## Start

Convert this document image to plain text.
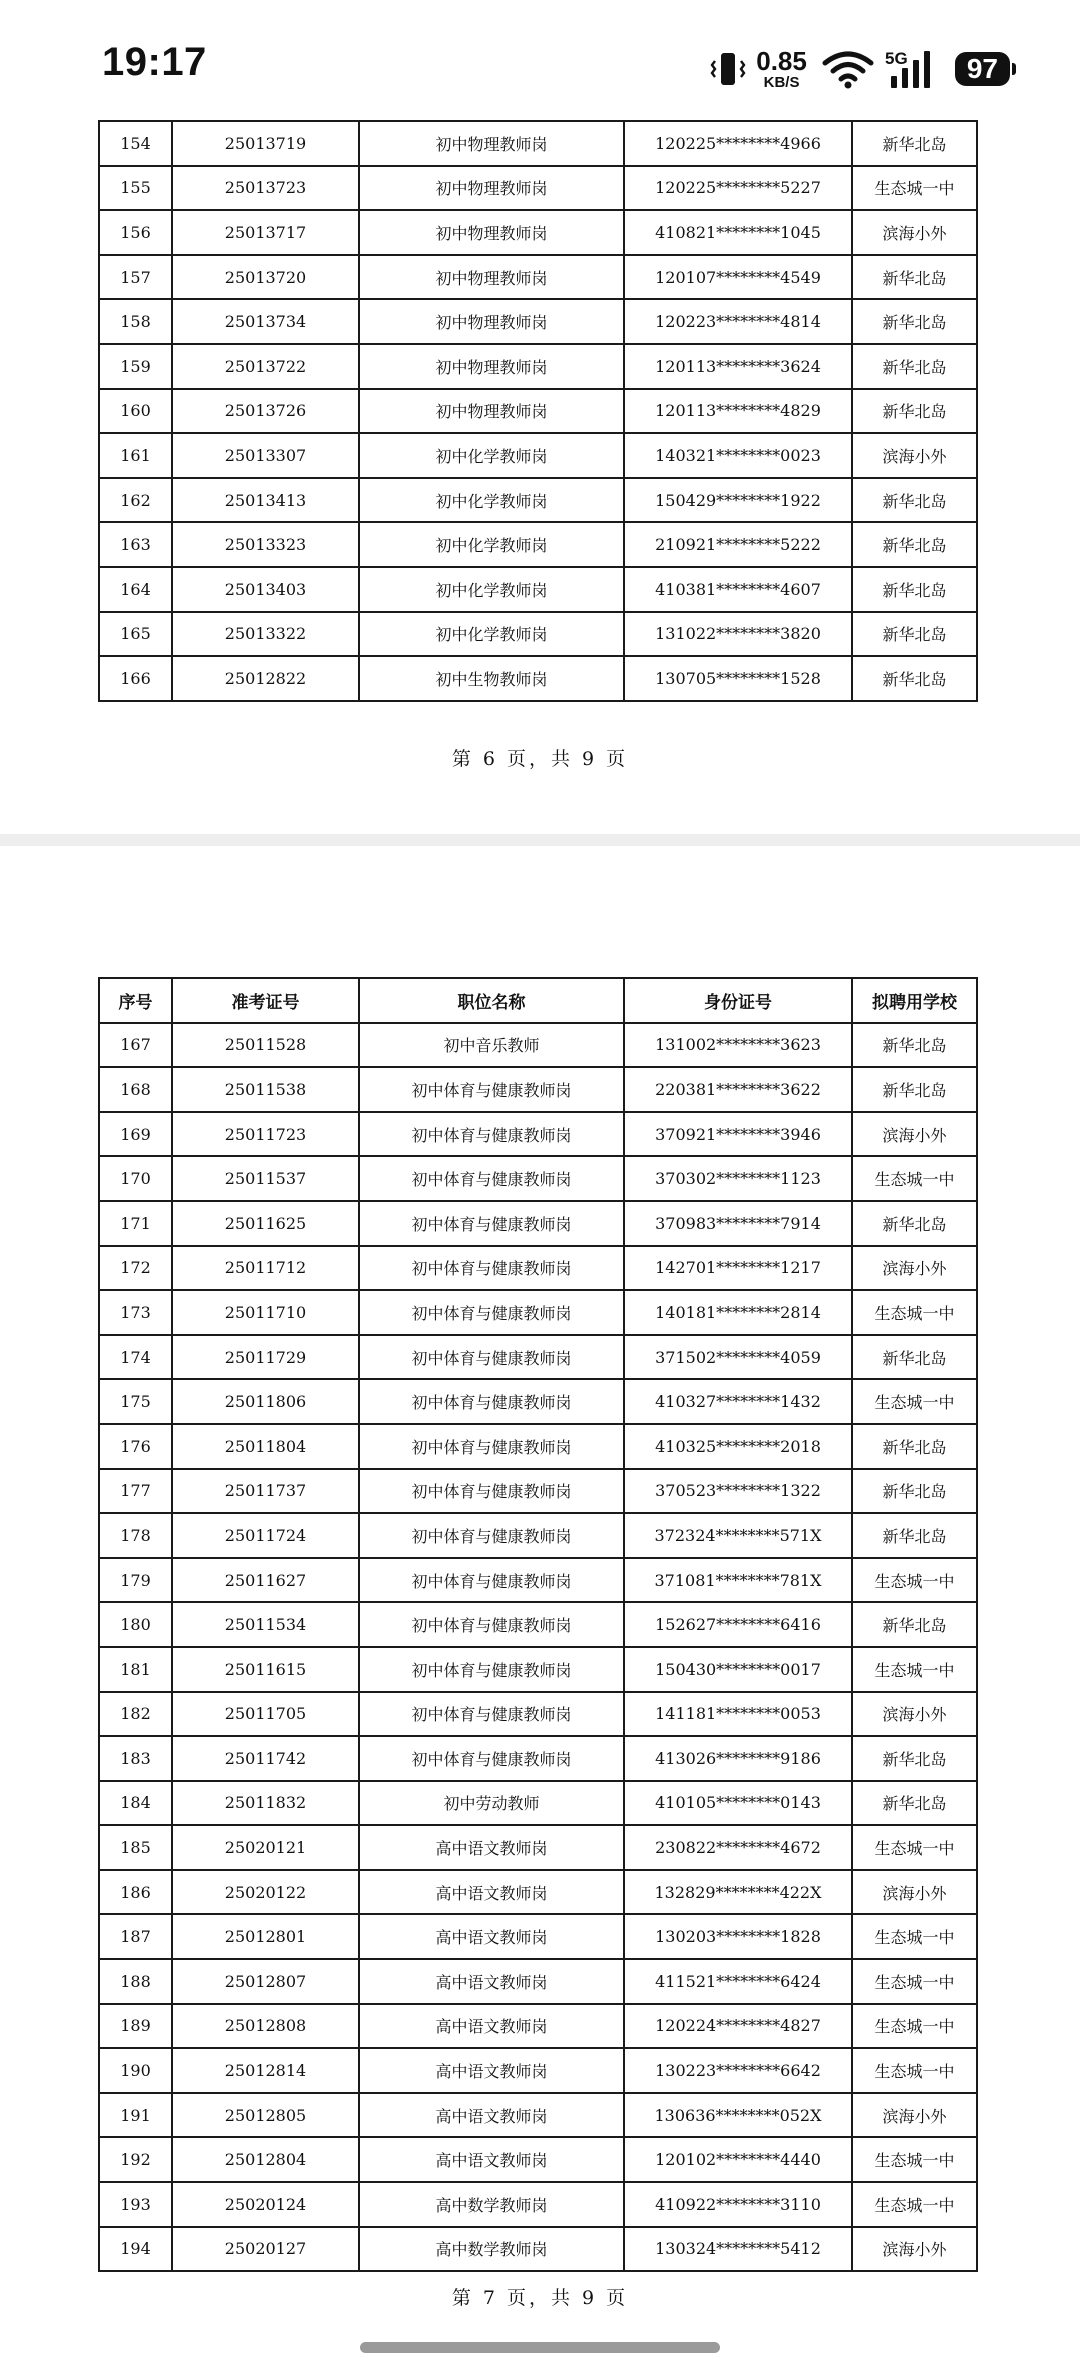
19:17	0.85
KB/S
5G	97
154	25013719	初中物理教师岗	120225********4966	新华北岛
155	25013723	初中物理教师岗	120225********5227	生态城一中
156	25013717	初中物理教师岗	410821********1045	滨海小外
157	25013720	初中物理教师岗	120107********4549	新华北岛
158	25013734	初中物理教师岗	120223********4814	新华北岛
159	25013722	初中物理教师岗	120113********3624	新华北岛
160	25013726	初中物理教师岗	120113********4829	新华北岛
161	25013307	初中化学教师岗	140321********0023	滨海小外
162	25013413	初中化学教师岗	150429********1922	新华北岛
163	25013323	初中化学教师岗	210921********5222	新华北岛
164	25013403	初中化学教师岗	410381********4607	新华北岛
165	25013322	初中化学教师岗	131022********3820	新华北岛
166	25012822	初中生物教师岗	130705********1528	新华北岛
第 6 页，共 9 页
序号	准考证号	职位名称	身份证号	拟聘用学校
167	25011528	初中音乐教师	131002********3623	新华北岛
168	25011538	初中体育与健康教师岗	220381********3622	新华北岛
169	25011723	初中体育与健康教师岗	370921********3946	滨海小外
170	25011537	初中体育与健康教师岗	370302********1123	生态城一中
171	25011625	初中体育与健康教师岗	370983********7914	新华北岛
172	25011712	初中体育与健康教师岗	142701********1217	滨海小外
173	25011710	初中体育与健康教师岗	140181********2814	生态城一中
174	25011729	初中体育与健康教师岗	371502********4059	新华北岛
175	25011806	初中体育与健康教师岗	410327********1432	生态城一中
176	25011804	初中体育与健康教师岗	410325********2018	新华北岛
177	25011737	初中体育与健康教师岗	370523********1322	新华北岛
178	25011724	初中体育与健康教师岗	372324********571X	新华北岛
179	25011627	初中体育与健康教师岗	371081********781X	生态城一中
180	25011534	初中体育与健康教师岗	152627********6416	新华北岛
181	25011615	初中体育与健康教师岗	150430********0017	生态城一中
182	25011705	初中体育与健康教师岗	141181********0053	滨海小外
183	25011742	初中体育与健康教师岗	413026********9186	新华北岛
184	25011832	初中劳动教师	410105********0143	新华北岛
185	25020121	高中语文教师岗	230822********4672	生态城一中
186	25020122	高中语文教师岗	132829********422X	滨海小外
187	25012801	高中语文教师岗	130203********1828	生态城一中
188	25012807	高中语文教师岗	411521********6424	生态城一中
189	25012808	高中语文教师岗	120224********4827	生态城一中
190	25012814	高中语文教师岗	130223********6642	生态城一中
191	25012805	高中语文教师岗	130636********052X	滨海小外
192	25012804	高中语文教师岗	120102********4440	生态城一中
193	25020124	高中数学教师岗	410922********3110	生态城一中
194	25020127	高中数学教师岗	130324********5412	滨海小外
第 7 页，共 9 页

## End
## Start

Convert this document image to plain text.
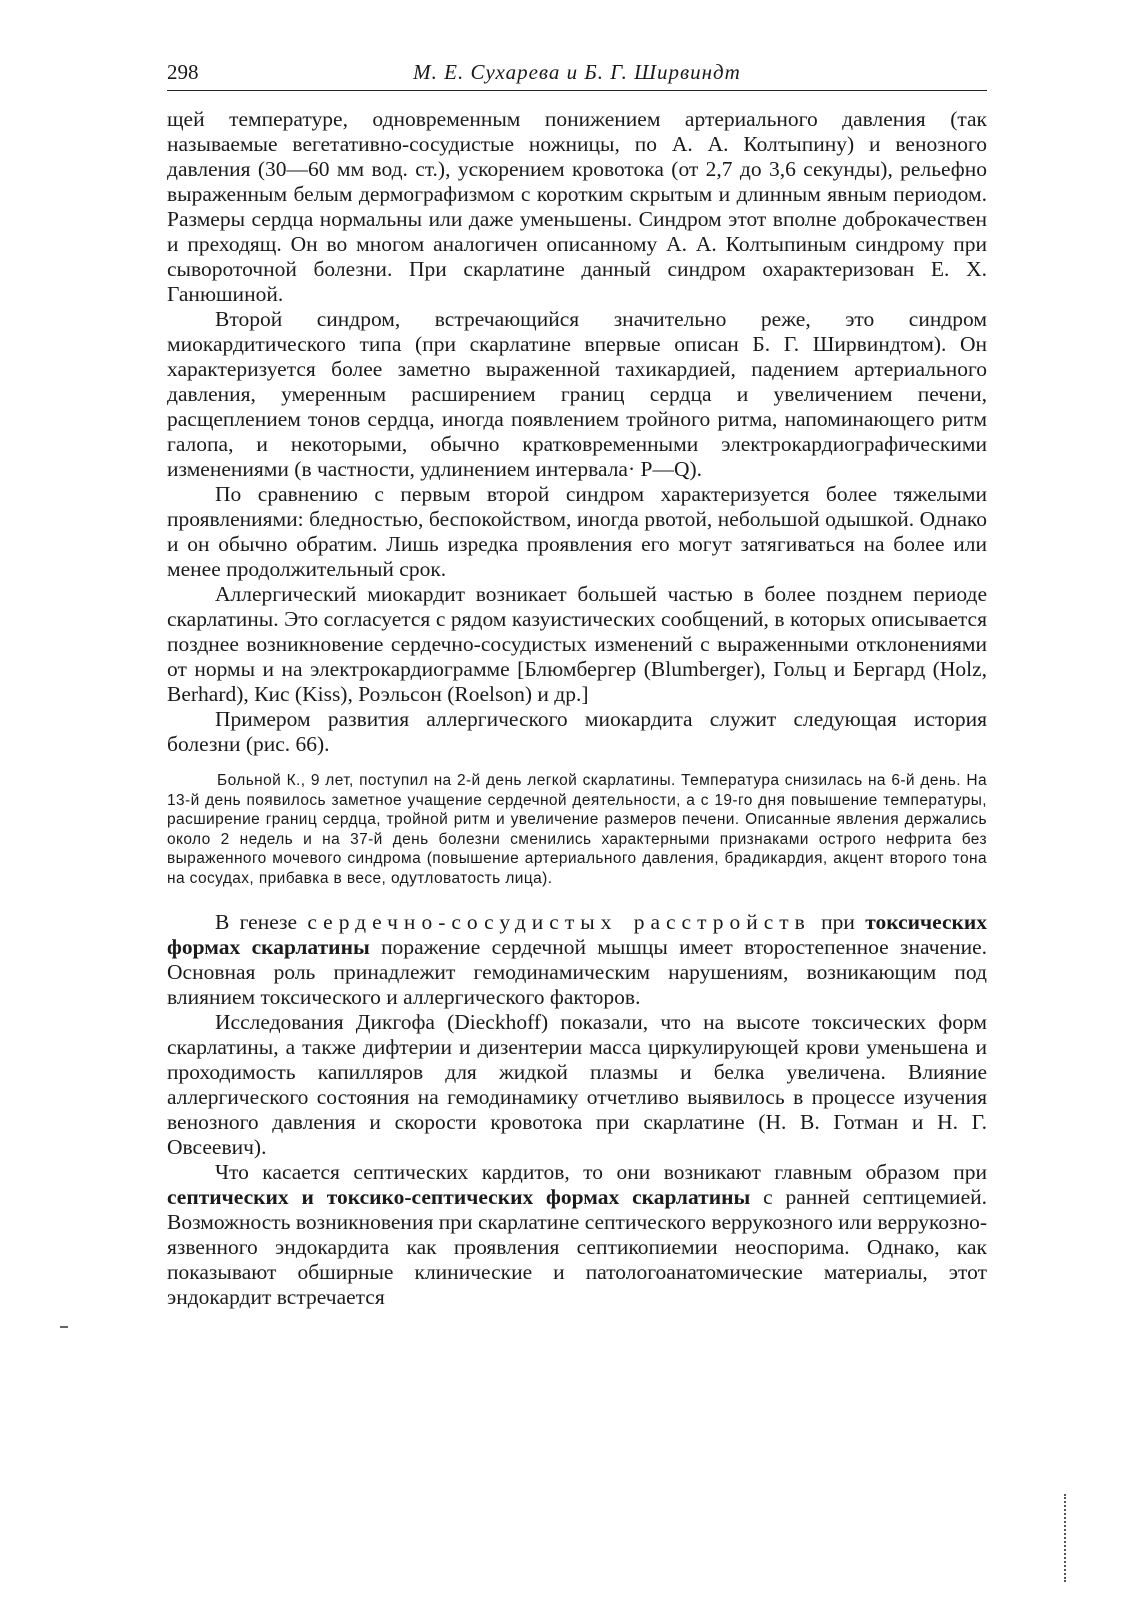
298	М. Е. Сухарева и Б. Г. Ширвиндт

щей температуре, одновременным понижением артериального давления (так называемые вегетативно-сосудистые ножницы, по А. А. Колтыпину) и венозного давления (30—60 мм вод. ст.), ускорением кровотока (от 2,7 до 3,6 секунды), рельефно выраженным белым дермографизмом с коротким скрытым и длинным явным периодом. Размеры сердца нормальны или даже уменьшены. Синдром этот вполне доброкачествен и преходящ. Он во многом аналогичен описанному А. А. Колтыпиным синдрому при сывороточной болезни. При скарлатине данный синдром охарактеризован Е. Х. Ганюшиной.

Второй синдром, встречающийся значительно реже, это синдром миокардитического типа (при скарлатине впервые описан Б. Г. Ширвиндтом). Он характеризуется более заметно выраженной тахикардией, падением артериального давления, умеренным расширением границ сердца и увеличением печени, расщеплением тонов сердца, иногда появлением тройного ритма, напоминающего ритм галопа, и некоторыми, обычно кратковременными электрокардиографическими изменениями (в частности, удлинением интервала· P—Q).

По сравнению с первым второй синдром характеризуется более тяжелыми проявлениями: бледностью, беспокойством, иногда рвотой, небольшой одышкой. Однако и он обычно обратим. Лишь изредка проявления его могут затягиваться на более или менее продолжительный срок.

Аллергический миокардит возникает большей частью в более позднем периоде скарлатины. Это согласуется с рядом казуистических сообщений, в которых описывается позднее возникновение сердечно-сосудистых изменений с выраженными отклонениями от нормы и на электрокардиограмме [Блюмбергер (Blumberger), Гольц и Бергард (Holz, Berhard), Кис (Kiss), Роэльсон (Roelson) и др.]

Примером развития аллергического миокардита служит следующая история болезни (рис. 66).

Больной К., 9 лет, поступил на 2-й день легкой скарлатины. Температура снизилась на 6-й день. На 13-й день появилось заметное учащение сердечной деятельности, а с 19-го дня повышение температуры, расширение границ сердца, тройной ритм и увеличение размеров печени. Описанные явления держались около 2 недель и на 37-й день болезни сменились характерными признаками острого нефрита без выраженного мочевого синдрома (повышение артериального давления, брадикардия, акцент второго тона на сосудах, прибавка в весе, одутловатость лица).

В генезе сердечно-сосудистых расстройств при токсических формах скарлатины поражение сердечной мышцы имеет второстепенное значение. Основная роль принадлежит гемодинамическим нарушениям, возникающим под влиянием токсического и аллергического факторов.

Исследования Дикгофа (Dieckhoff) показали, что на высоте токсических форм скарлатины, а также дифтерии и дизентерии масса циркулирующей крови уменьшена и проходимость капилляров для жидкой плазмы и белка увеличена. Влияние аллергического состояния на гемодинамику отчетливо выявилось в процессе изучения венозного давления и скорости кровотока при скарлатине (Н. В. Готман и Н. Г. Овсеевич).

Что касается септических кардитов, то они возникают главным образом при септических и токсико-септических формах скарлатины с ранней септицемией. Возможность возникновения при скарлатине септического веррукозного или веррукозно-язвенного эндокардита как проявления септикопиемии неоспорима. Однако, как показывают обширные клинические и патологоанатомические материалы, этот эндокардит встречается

## End

Your answer should be a single number: the count of lines containing the word "венозного".

2